What you are asked to do →
Exactly reproduce all the records, keeping pictures out of the copy.

Dataset excerpts →
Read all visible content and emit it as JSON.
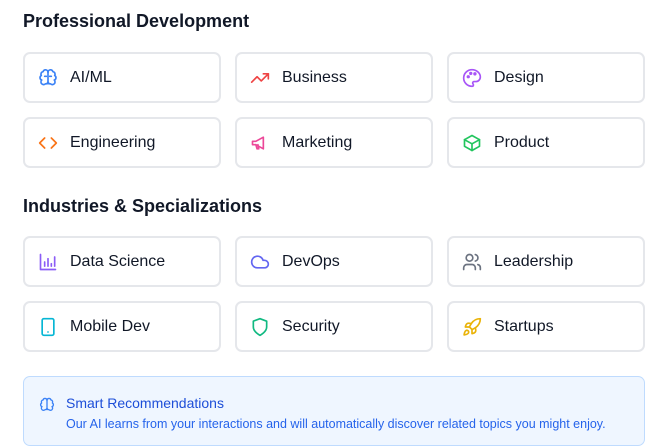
{
  "sections": [
    {
      "title": "Professional Development",
      "items": [
        {
          "label": "AI/ML",
          "icon": "brain-icon",
          "color": "#3b82f6"
        },
        {
          "label": "Business",
          "icon": "trending-up-icon",
          "color": "#ef4444"
        },
        {
          "label": "Design",
          "icon": "palette-icon",
          "color": "#a855f7"
        },
        {
          "label": "Engineering",
          "icon": "code-icon",
          "color": "#f97316"
        },
        {
          "label": "Marketing",
          "icon": "megaphone-icon",
          "color": "#ec4899"
        },
        {
          "label": "Product",
          "icon": "package-icon",
          "color": "#22c55e"
        }
      ]
    },
    {
      "title": "Industries & Specializations",
      "items": [
        {
          "label": "Data Science",
          "icon": "bar-chart-icon",
          "color": "#8b5cf6"
        },
        {
          "label": "DevOps",
          "icon": "cloud-icon",
          "color": "#6366f1"
        },
        {
          "label": "Leadership",
          "icon": "users-icon",
          "color": "#6b7280"
        },
        {
          "label": "Mobile Dev",
          "icon": "smartphone-icon",
          "color": "#06b6d4"
        },
        {
          "label": "Security",
          "icon": "shield-icon",
          "color": "#10b981"
        },
        {
          "label": "Startups",
          "icon": "rocket-icon",
          "color": "#eab308"
        }
      ]
    }
  ],
  "recommendation": {
    "title": "Smart Recommendations",
    "description": "Our AI learns from your interactions and will automatically discover related topics you might enjoy.",
    "icon": "brain-icon",
    "color": "#3b82f6"
  }
}
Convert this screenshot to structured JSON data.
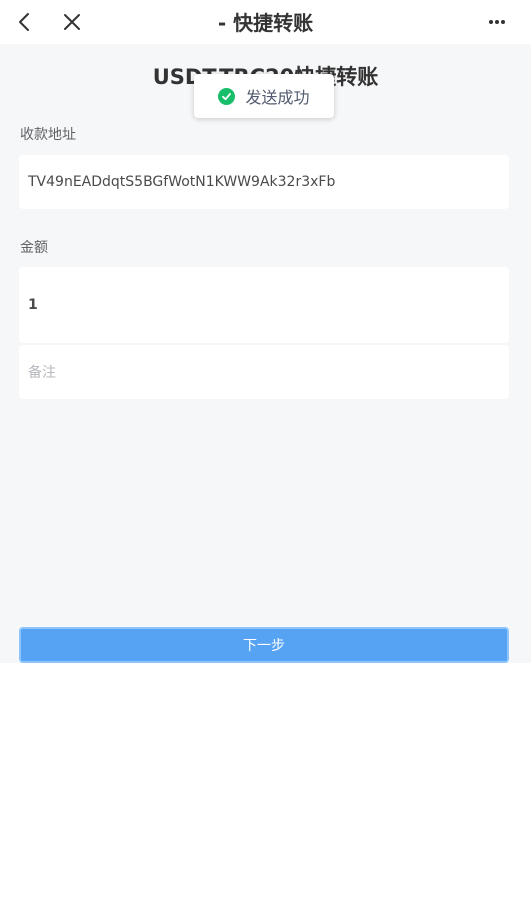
{
  "nav": {
    "title": "- 快捷转账",
    "back_icon": "chevron-left-icon",
    "close_icon": "close-icon",
    "more_icon": "more-horizontal-icon"
  },
  "page": {
    "title": "USDT-TRC20快捷转账"
  },
  "form": {
    "address_label": "收款地址",
    "address_value": "TV49nEADdqtS5BGfWotN1KWW9Ak32r3xFb",
    "amount_label": "金额",
    "amount_value": "1",
    "memo_placeholder": "备注"
  },
  "actions": {
    "next_label": "下一步"
  },
  "toast": {
    "message": "发送成功",
    "icon": "check-circle-icon"
  },
  "colors": {
    "primary": "#57a3f3",
    "success": "#19be6b",
    "background": "#f6f7f9"
  }
}
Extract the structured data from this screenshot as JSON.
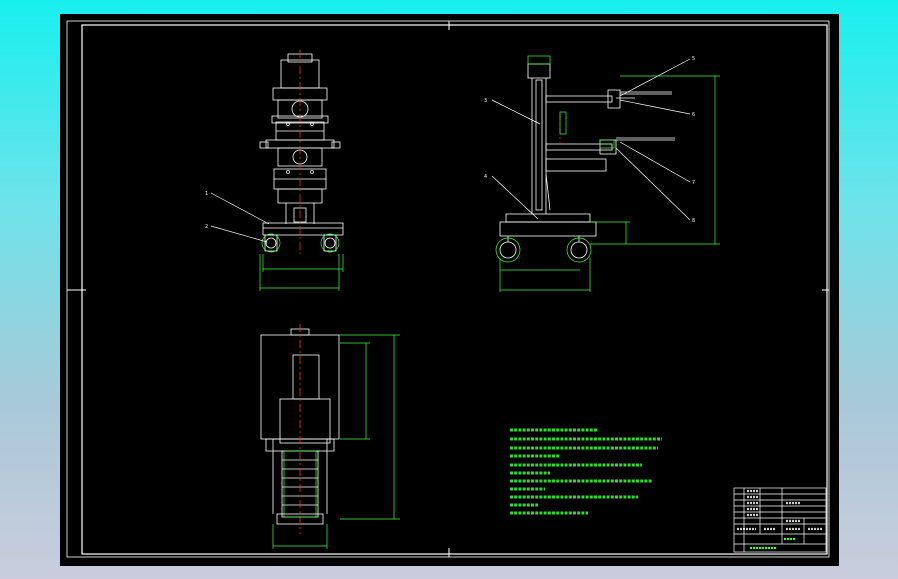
{
  "sheet": {
    "background": "#000000",
    "frame_color": "#ffffff",
    "part_color": "#ffffff",
    "dim_color": "#39ff39",
    "center_color": "#ff2a2a",
    "leader_color": "#ffffff"
  },
  "balloons": {
    "front": [
      "1",
      "2"
    ],
    "side": [
      "3",
      "4",
      "5",
      "6",
      "7",
      "8"
    ]
  }
}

Expected answer →
Read all visible content and emit it as JSON.
{
  "sections": [
    {
      "title": "Professional Development",
      "items": [
        {
          "label": "AI/ML",
          "icon": "brain-icon",
          "color": "#3b82f6"
        },
        {
          "label": "Business",
          "icon": "trending-up-icon",
          "color": "#ef4444"
        },
        {
          "label": "Design",
          "icon": "palette-icon",
          "color": "#a855f7"
        },
        {
          "label": "Engineering",
          "icon": "code-icon",
          "color": "#f97316"
        },
        {
          "label": "Marketing",
          "icon": "megaphone-icon",
          "color": "#ec4899"
        },
        {
          "label": "Product",
          "icon": "package-icon",
          "color": "#22c55e"
        }
      ]
    },
    {
      "title": "Industries & Specializations",
      "items": [
        {
          "label": "Data Science",
          "icon": "bar-chart-icon",
          "color": "#8b5cf6"
        },
        {
          "label": "DevOps",
          "icon": "cloud-icon",
          "color": "#6366f1"
        },
        {
          "label": "Leadership",
          "icon": "users-icon",
          "color": "#6b7280"
        },
        {
          "label": "Mobile Dev",
          "icon": "smartphone-icon",
          "color": "#06b6d4"
        },
        {
          "label": "Security",
          "icon": "shield-icon",
          "color": "#10b981"
        },
        {
          "label": "Startups",
          "icon": "rocket-icon",
          "color": "#eab308"
        }
      ]
    }
  ],
  "recommendation": {
    "title": "Smart Recommendations",
    "description": "Our AI learns from your interactions and will automatically discover related topics you might enjoy.",
    "icon": "brain-icon",
    "color": "#3b82f6"
  }
}
Convert this screenshot to structured JSON data.
{
  "nav": {
    "title": "- 快捷转账",
    "back_icon": "chevron-left-icon",
    "close_icon": "close-icon",
    "more_icon": "more-horizontal-icon"
  },
  "page": {
    "title": "USDT-TRC20快捷转账"
  },
  "form": {
    "address_label": "收款地址",
    "address_value": "TV49nEADdqtS5BGfWotN1KWW9Ak32r3xFb",
    "amount_label": "金额",
    "amount_value": "1",
    "memo_placeholder": "备注"
  },
  "actions": {
    "next_label": "下一步"
  },
  "toast": {
    "message": "发送成功",
    "icon": "check-circle-icon"
  },
  "colors": {
    "primary": "#57a3f3",
    "success": "#19be6b",
    "background": "#f6f7f9"
  }
}
Extract the structured data from this screenshot as JSON.
{
  "sheet": {
    "background": "#000000",
    "frame_color": "#ffffff",
    "part_color": "#ffffff",
    "dim_color": "#39ff39",
    "center_color": "#ff2a2a",
    "leader_color": "#ffffff"
  },
  "balloons": {
    "front": [
      "1",
      "2"
    ],
    "side": [
      "3",
      "4",
      "5",
      "6",
      "7",
      "8"
    ]
  }
}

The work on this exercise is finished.